━━━ RECORDS SUPPLIED ━━━

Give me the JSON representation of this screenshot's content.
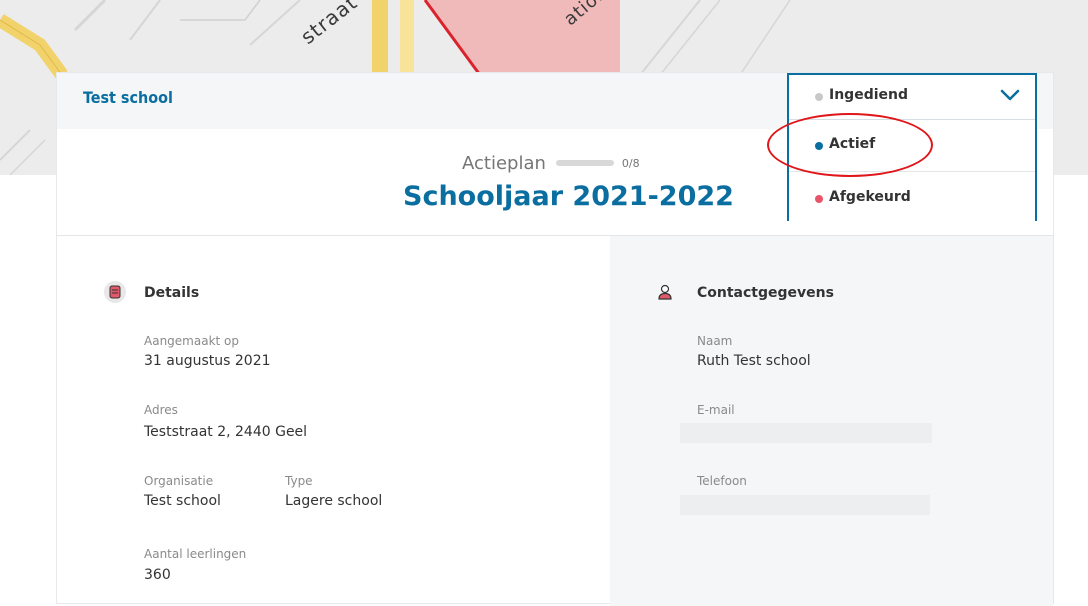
{
  "map": {
    "street_label_1": "straat",
    "street_label_2": "ation"
  },
  "header": {
    "school_name": "Test school"
  },
  "plan": {
    "label": "Actieplan",
    "progress_text": "0/8",
    "progress_fraction": 0,
    "year_title": "Schooljaar 2021-2022"
  },
  "status_dropdown": {
    "selected": {
      "label": "Ingediend",
      "dot_color": "#c8c8c8"
    },
    "options": [
      {
        "label": "Actief",
        "dot_color": "#0a6ea0"
      },
      {
        "label": "Afgekeurd",
        "dot_color": "#e8556b"
      }
    ],
    "chevron_icon": "chevron-down-icon"
  },
  "details": {
    "title": "Details",
    "icon": "building-icon",
    "created_label": "Aangemaakt op",
    "created_value": "31 augustus 2021",
    "address_label": "Adres",
    "address_value": "Teststraat 2, 2440 Geel",
    "organisation_label": "Organisatie",
    "organisation_value": "Test school",
    "type_label": "Type",
    "type_value": "Lagere school",
    "students_label": "Aantal leerlingen",
    "students_value": "360"
  },
  "contact": {
    "title": "Contactgegevens",
    "icon": "user-icon",
    "name_label": "Naam",
    "name_value": "Ruth Test school",
    "email_label": "E-mail",
    "phone_label": "Telefoon"
  },
  "colors": {
    "accent": "#0a6ea0",
    "annotation": "#e0161a"
  }
}
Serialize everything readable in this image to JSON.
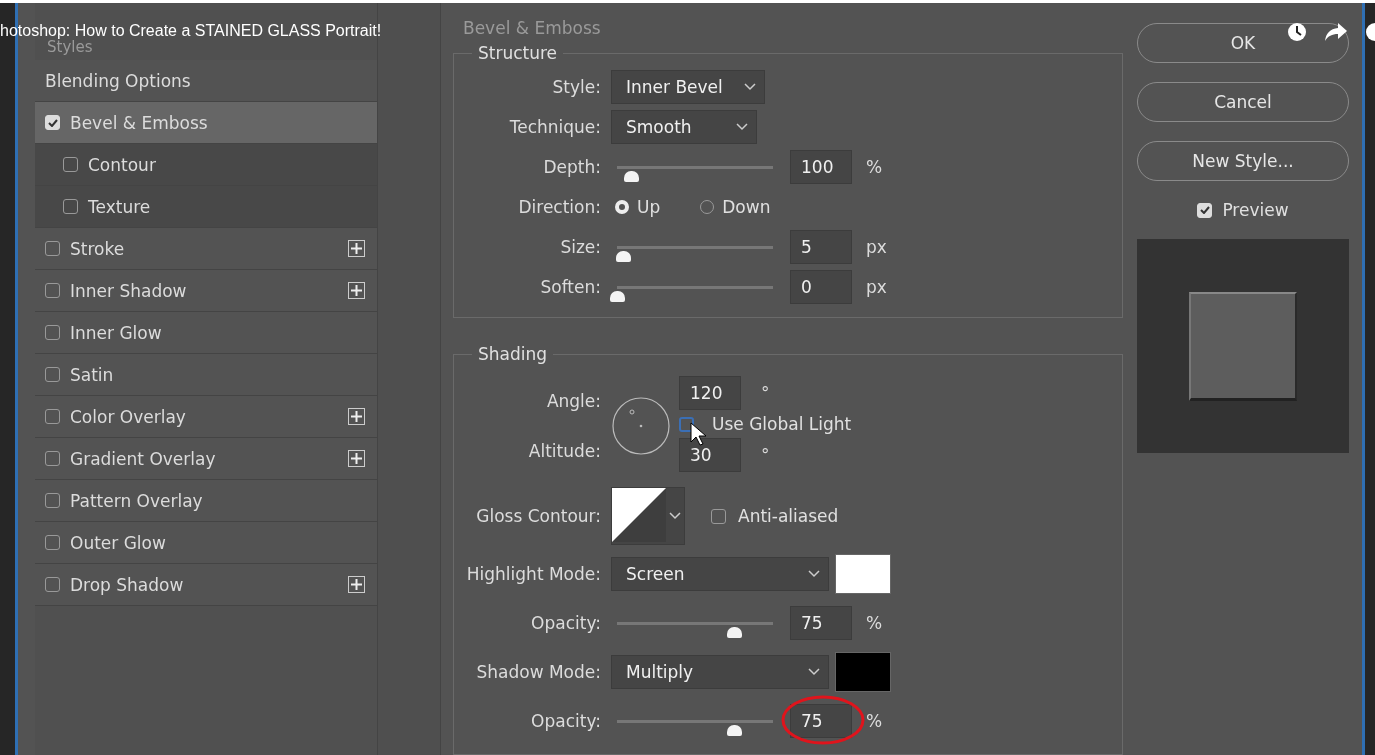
{
  "video_title": "hotoshop: How to Create a STAINED GLASS Portrait!",
  "styles_panel": {
    "header": "Styles",
    "items": [
      {
        "kind": "option",
        "label": "Blending Options",
        "selected": false
      },
      {
        "kind": "effect",
        "label": "Bevel & Emboss",
        "checked": true,
        "selected": true,
        "addable": false,
        "children": [
          {
            "kind": "effect",
            "label": "Contour",
            "checked": false,
            "selected": false,
            "addable": false
          },
          {
            "kind": "effect",
            "label": "Texture",
            "checked": false,
            "selected": false,
            "addable": false
          }
        ]
      },
      {
        "kind": "effect",
        "label": "Stroke",
        "checked": false,
        "selected": false,
        "addable": true
      },
      {
        "kind": "effect",
        "label": "Inner Shadow",
        "checked": false,
        "selected": false,
        "addable": true
      },
      {
        "kind": "effect",
        "label": "Inner Glow",
        "checked": false,
        "selected": false,
        "addable": false
      },
      {
        "kind": "effect",
        "label": "Satin",
        "checked": false,
        "selected": false,
        "addable": false
      },
      {
        "kind": "effect",
        "label": "Color Overlay",
        "checked": false,
        "selected": false,
        "addable": true
      },
      {
        "kind": "effect",
        "label": "Gradient Overlay",
        "checked": false,
        "selected": false,
        "addable": true
      },
      {
        "kind": "effect",
        "label": "Pattern Overlay",
        "checked": false,
        "selected": false,
        "addable": false
      },
      {
        "kind": "effect",
        "label": "Outer Glow",
        "checked": false,
        "selected": false,
        "addable": false
      },
      {
        "kind": "effect",
        "label": "Drop Shadow",
        "checked": false,
        "selected": false,
        "addable": true
      }
    ]
  },
  "section_title": "Bevel & Emboss",
  "structure": {
    "title": "Structure",
    "rows": [
      {
        "kind": "select",
        "label": "Style:",
        "value": "Inner Bevel"
      },
      {
        "kind": "select",
        "label": "Technique:",
        "value": "Smooth"
      },
      {
        "kind": "slider",
        "label": "Depth:",
        "level": 0.09,
        "value": "100",
        "unit": "%"
      },
      {
        "kind": "radio",
        "label": "Direction:",
        "options": [
          {
            "label": "Up",
            "selected": true
          },
          {
            "label": "Down",
            "selected": false
          }
        ]
      },
      {
        "kind": "slider",
        "label": "Size:",
        "level": 0.04,
        "value": "5",
        "unit": "px"
      },
      {
        "kind": "slider",
        "label": "Soften:",
        "level": 0,
        "value": "0",
        "unit": "px"
      }
    ]
  },
  "shading": {
    "title": "Shading",
    "angle": {
      "label": "Angle:",
      "value": "120",
      "unit": "°"
    },
    "use_global_light": {
      "label": "Use Global Light",
      "checked": false
    },
    "altitude": {
      "label": "Altitude:",
      "value": "30",
      "unit": "°"
    },
    "gloss_contour": {
      "label": "Gloss Contour:"
    },
    "anti_aliased": {
      "label": "Anti-aliased",
      "checked": false
    },
    "modes": [
      {
        "label": "Highlight Mode:",
        "value": "Screen",
        "color": "#ffffff",
        "opacity": {
          "label": "Opacity:",
          "level": 0.75,
          "value": "75",
          "unit": "%",
          "circled": false
        }
      },
      {
        "label": "Shadow Mode:",
        "value": "Multiply",
        "color": "#000000",
        "opacity": {
          "label": "Opacity:",
          "level": 0.75,
          "value": "75",
          "unit": "%",
          "circled": true
        }
      }
    ]
  },
  "buttons": [
    {
      "label": "OK"
    },
    {
      "label": "Cancel"
    },
    {
      "label": "New Style..."
    }
  ],
  "preview": {
    "label": "Preview",
    "checked": true
  }
}
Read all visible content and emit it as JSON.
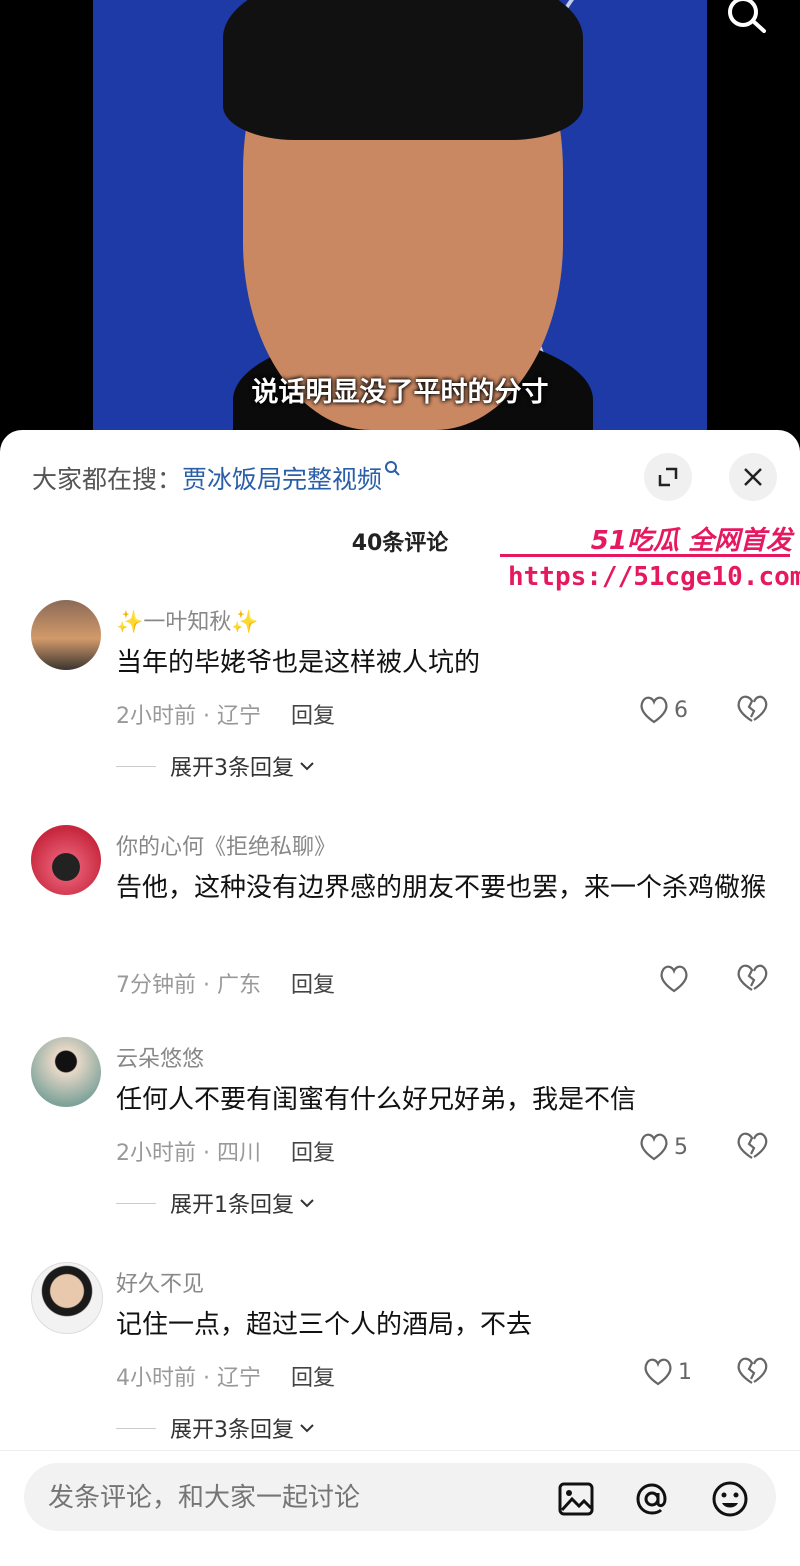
{
  "video": {
    "subtitle": "说话明显没了平时的分寸"
  },
  "panel": {
    "trending_prefix": "大家都在搜：",
    "trending_keyword": "贾冰饭局完整视频",
    "comment_count": "40条评论"
  },
  "watermark": {
    "title": "51吃瓜 全网首发",
    "url": "https://51cge10.com"
  },
  "comments": [
    {
      "name": "✨一叶知秋✨",
      "text": "当年的毕姥爷也是这样被人坑的",
      "meta": "2小时前 · 辽宁",
      "reply_label": "回复",
      "likes": "6",
      "expand": "展开3条回复"
    },
    {
      "name": "你的心何《拒绝私聊》",
      "text": "告他，这种没有边界感的朋友不要也罢，来一个杀鸡儆猴",
      "meta": "7分钟前 · 广东",
      "reply_label": "回复",
      "likes": "",
      "expand": ""
    },
    {
      "name": "云朵悠悠",
      "text": "任何人不要有闺蜜有什么好兄好弟，我是不信",
      "meta": "2小时前 · 四川",
      "reply_label": "回复",
      "likes": "5",
      "expand": "展开1条回复"
    },
    {
      "name": "好久不见",
      "text": "记住一点，超过三个人的酒局，不去",
      "meta": "4小时前 · 辽宁",
      "reply_label": "回复",
      "likes": "1",
      "expand": "展开3条回复"
    }
  ],
  "input": {
    "placeholder": "发条评论，和大家一起讨论"
  },
  "colors": {
    "accent": "#2a5fa8",
    "watermark": "#e6185f"
  }
}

━━━

*GIVEN REQUEST:*
Repeat the data exactly, without the pictures.

*SOLUTION TO THIS EXERCISE:*
Give me the JSON representation of this screenshot's content.
{
  "map": {
    "street_label_1": "straat",
    "street_label_2": "ation"
  },
  "header": {
    "school_name": "Test school"
  },
  "plan": {
    "label": "Actieplan",
    "progress_text": "0/8",
    "progress_fraction": 0,
    "year_title": "Schooljaar 2021-2022"
  },
  "status_dropdown": {
    "selected": {
      "label": "Ingediend",
      "dot_color": "#c8c8c8"
    },
    "options": [
      {
        "label": "Actief",
        "dot_color": "#0a6ea0"
      },
      {
        "label": "Afgekeurd",
        "dot_color": "#e8556b"
      }
    ],
    "chevron_icon": "chevron-down-icon"
  },
  "details": {
    "title": "Details",
    "icon": "building-icon",
    "created_label": "Aangemaakt op",
    "created_value": "31 augustus 2021",
    "address_label": "Adres",
    "address_value": "Teststraat 2, 2440 Geel",
    "organisation_label": "Organisatie",
    "organisation_value": "Test school",
    "type_label": "Type",
    "type_value": "Lagere school",
    "students_label": "Aantal leerlingen",
    "students_value": "360"
  },
  "contact": {
    "title": "Contactgegevens",
    "icon": "user-icon",
    "name_label": "Naam",
    "name_value": "Ruth Test school",
    "email_label": "E-mail",
    "phone_label": "Telefoon"
  },
  "colors": {
    "accent": "#0a6ea0",
    "annotation": "#e0161a"
  }
}
Serialize everything readable in this image to JSON.
{
  "video_title": "hotoshop: How to Create a STAINED GLASS Portrait!",
  "styles_panel": {
    "header": "Styles",
    "items": [
      {
        "kind": "option",
        "label": "Blending Options",
        "selected": false
      },
      {
        "kind": "effect",
        "label": "Bevel & Emboss",
        "checked": true,
        "selected": true,
        "addable": false,
        "children": [
          {
            "kind": "effect",
            "label": "Contour",
            "checked": false,
            "selected": false,
            "addable": false
          },
          {
            "kind": "effect",
            "label": "Texture",
            "checked": false,
            "selected": false,
            "addable": false
          }
        ]
      },
      {
        "kind": "effect",
        "label": "Stroke",
        "checked": false,
        "selected": false,
        "addable": true
      },
      {
        "kind": "effect",
        "label": "Inner Shadow",
        "checked": false,
        "selected": false,
        "addable": true
      },
      {
        "kind": "effect",
        "label": "Inner Glow",
        "checked": false,
        "selected": false,
        "addable": false
      },
      {
        "kind": "effect",
        "label": "Satin",
        "checked": false,
        "selected": false,
        "addable": false
      },
      {
        "kind": "effect",
        "label": "Color Overlay",
        "checked": false,
        "selected": false,
        "addable": true
      },
      {
        "kind": "effect",
        "label": "Gradient Overlay",
        "checked": false,
        "selected": false,
        "addable": true
      },
      {
        "kind": "effect",
        "label": "Pattern Overlay",
        "checked": false,
        "selected": false,
        "addable": false
      },
      {
        "kind": "effect",
        "label": "Outer Glow",
        "checked": false,
        "selected": false,
        "addable": false
      },
      {
        "kind": "effect",
        "label": "Drop Shadow",
        "checked": false,
        "selected": false,
        "addable": true
      }
    ]
  },
  "section_title": "Bevel & Emboss",
  "structure": {
    "title": "Structure",
    "rows": [
      {
        "kind": "select",
        "label": "Style:",
        "value": "Inner Bevel"
      },
      {
        "kind": "select",
        "label": "Technique:",
        "value": "Smooth"
      },
      {
        "kind": "slider",
        "label": "Depth:",
        "level": 0.09,
        "value": "100",
        "unit": "%"
      },
      {
        "kind": "radio",
        "label": "Direction:",
        "options": [
          {
            "label": "Up",
            "selected": true
          },
          {
            "label": "Down",
            "selected": false
          }
        ]
      },
      {
        "kind": "slider",
        "label": "Size:",
        "level": 0.04,
        "value": "5",
        "unit": "px"
      },
      {
        "kind": "slider",
        "label": "Soften:",
        "level": 0,
        "value": "0",
        "unit": "px"
      }
    ]
  },
  "shading": {
    "title": "Shading",
    "angle": {
      "label": "Angle:",
      "value": "120",
      "unit": "°"
    },
    "use_global_light": {
      "label": "Use Global Light",
      "checked": false
    },
    "altitude": {
      "label": "Altitude:",
      "value": "30",
      "unit": "°"
    },
    "gloss_contour": {
      "label": "Gloss Contour:"
    },
    "anti_aliased": {
      "label": "Anti-aliased",
      "checked": false
    },
    "modes": [
      {
        "label": "Highlight Mode:",
        "value": "Screen",
        "color": "#ffffff",
        "opacity": {
          "label": "Opacity:",
          "level": 0.75,
          "value": "75",
          "unit": "%",
          "circled": false
        }
      },
      {
        "label": "Shadow Mode:",
        "value": "Multiply",
        "color": "#000000",
        "opacity": {
          "label": "Opacity:",
          "level": 0.75,
          "value": "75",
          "unit": "%",
          "circled": true
        }
      }
    ]
  },
  "buttons": [
    {
      "label": "OK"
    },
    {
      "label": "Cancel"
    },
    {
      "label": "New Style..."
    }
  ],
  "preview": {
    "label": "Preview",
    "checked": true
  }
}
Read all visible content and emit it as JSON.
{
  "video": {
    "subtitle": "说话明显没了平时的分寸"
  },
  "panel": {
    "trending_prefix": "大家都在搜：",
    "trending_keyword": "贾冰饭局完整视频",
    "comment_count": "40条评论"
  },
  "watermark": {
    "title": "51吃瓜 全网首发",
    "url": "https://51cge10.com"
  },
  "comments": [
    {
      "name": "✨一叶知秋✨",
      "text": "当年的毕姥爷也是这样被人坑的",
      "meta": "2小时前 · 辽宁",
      "reply_label": "回复",
      "likes": "6",
      "expand": "展开3条回复"
    },
    {
      "name": "你的心何《拒绝私聊》",
      "text": "告他，这种没有边界感的朋友不要也罢，来一个杀鸡儆猴",
      "meta": "7分钟前 · 广东",
      "reply_label": "回复",
      "likes": "",
      "expand": ""
    },
    {
      "name": "云朵悠悠",
      "text": "任何人不要有闺蜜有什么好兄好弟，我是不信",
      "meta": "2小时前 · 四川",
      "reply_label": "回复",
      "likes": "5",
      "expand": "展开1条回复"
    },
    {
      "name": "好久不见",
      "text": "记住一点，超过三个人的酒局，不去",
      "meta": "4小时前 · 辽宁",
      "reply_label": "回复",
      "likes": "1",
      "expand": "展开3条回复"
    }
  ],
  "input": {
    "placeholder": "发条评论，和大家一起讨论"
  },
  "colors": {
    "accent": "#2a5fa8",
    "watermark": "#e6185f"
  }
}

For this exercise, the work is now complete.